** start of Data provided **

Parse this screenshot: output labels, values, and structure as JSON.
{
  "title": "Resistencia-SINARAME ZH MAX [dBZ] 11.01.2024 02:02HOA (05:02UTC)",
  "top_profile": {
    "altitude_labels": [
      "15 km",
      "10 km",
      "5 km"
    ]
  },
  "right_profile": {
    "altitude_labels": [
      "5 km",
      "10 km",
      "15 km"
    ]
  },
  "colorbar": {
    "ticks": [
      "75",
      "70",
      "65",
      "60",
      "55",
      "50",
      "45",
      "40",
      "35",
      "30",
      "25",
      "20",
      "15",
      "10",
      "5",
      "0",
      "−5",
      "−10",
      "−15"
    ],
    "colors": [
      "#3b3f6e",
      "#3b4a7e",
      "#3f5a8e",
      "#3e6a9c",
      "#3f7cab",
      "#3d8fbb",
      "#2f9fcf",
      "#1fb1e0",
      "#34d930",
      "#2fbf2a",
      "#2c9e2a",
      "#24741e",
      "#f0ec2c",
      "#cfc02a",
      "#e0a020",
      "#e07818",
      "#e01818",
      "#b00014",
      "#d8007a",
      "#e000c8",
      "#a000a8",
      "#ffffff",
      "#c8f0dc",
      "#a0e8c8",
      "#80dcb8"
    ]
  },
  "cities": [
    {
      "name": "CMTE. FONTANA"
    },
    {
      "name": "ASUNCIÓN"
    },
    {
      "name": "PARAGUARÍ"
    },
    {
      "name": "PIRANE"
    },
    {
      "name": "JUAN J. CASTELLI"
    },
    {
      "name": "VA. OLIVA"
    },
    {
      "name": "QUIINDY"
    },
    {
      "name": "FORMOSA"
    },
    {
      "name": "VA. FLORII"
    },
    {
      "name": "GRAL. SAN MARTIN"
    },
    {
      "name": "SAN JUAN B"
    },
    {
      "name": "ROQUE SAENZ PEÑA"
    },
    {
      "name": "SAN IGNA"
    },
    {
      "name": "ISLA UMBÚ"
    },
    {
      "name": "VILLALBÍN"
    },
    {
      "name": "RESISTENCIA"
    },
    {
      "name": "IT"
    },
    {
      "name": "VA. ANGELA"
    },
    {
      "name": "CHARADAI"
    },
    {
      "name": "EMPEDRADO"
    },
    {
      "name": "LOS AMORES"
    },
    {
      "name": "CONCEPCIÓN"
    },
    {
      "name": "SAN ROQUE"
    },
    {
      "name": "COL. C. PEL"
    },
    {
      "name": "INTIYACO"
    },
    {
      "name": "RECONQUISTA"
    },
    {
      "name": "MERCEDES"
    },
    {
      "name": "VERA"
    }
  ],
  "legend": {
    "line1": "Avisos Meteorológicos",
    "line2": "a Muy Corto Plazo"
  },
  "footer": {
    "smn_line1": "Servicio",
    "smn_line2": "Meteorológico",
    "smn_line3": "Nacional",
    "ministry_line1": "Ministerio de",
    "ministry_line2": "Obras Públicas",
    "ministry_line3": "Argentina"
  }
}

** end of Data provided **

Return all of the data word for word.

Output for this task =
Parse this screenshot: output labels, values, and structure as JSON.
{
  "title": "Resistencia-SINARAME ZH MAX [dBZ] 11.01.2024 02:02HOA (05:02UTC)",
  "top_profile": {
    "altitude_labels": [
      "15 km",
      "10 km",
      "5 km"
    ]
  },
  "right_profile": {
    "altitude_labels": [
      "5 km",
      "10 km",
      "15 km"
    ]
  },
  "colorbar": {
    "ticks": [
      "75",
      "70",
      "65",
      "60",
      "55",
      "50",
      "45",
      "40",
      "35",
      "30",
      "25",
      "20",
      "15",
      "10",
      "5",
      "0",
      "−5",
      "−10",
      "−15"
    ],
    "colors": [
      "#3b3f6e",
      "#3b4a7e",
      "#3f5a8e",
      "#3e6a9c",
      "#3f7cab",
      "#3d8fbb",
      "#2f9fcf",
      "#1fb1e0",
      "#34d930",
      "#2fbf2a",
      "#2c9e2a",
      "#24741e",
      "#f0ec2c",
      "#cfc02a",
      "#e0a020",
      "#e07818",
      "#e01818",
      "#b00014",
      "#d8007a",
      "#e000c8",
      "#a000a8",
      "#ffffff",
      "#c8f0dc",
      "#a0e8c8",
      "#80dcb8"
    ]
  },
  "cities": [
    {
      "name": "CMTE. FONTANA"
    },
    {
      "name": "ASUNCIÓN"
    },
    {
      "name": "PARAGUARÍ"
    },
    {
      "name": "PIRANE"
    },
    {
      "name": "JUAN J. CASTELLI"
    },
    {
      "name": "VA. OLIVA"
    },
    {
      "name": "QUIINDY"
    },
    {
      "name": "FORMOSA"
    },
    {
      "name": "VA. FLORII"
    },
    {
      "name": "GRAL. SAN MARTIN"
    },
    {
      "name": "SAN JUAN B"
    },
    {
      "name": "ROQUE SAENZ PEÑA"
    },
    {
      "name": "SAN IGNA"
    },
    {
      "name": "ISLA UMBÚ"
    },
    {
      "name": "VILLALBÍN"
    },
    {
      "name": "RESISTENCIA"
    },
    {
      "name": "IT"
    },
    {
      "name": "VA. ANGELA"
    },
    {
      "name": "CHARADAI"
    },
    {
      "name": "EMPEDRADO"
    },
    {
      "name": "LOS AMORES"
    },
    {
      "name": "CONCEPCIÓN"
    },
    {
      "name": "SAN ROQUE"
    },
    {
      "name": "COL. C. PEL"
    },
    {
      "name": "INTIYACO"
    },
    {
      "name": "RECONQUISTA"
    },
    {
      "name": "MERCEDES"
    },
    {
      "name": "VERA"
    }
  ],
  "legend": {
    "line1": "Avisos Meteorológicos",
    "line2": "a Muy Corto Plazo"
  },
  "footer": {
    "smn_line1": "Servicio",
    "smn_line2": "Meteorológico",
    "smn_line3": "Nacional",
    "ministry_line1": "Ministerio de",
    "ministry_line2": "Obras Públicas",
    "ministry_line3": "Argentina"
  }
}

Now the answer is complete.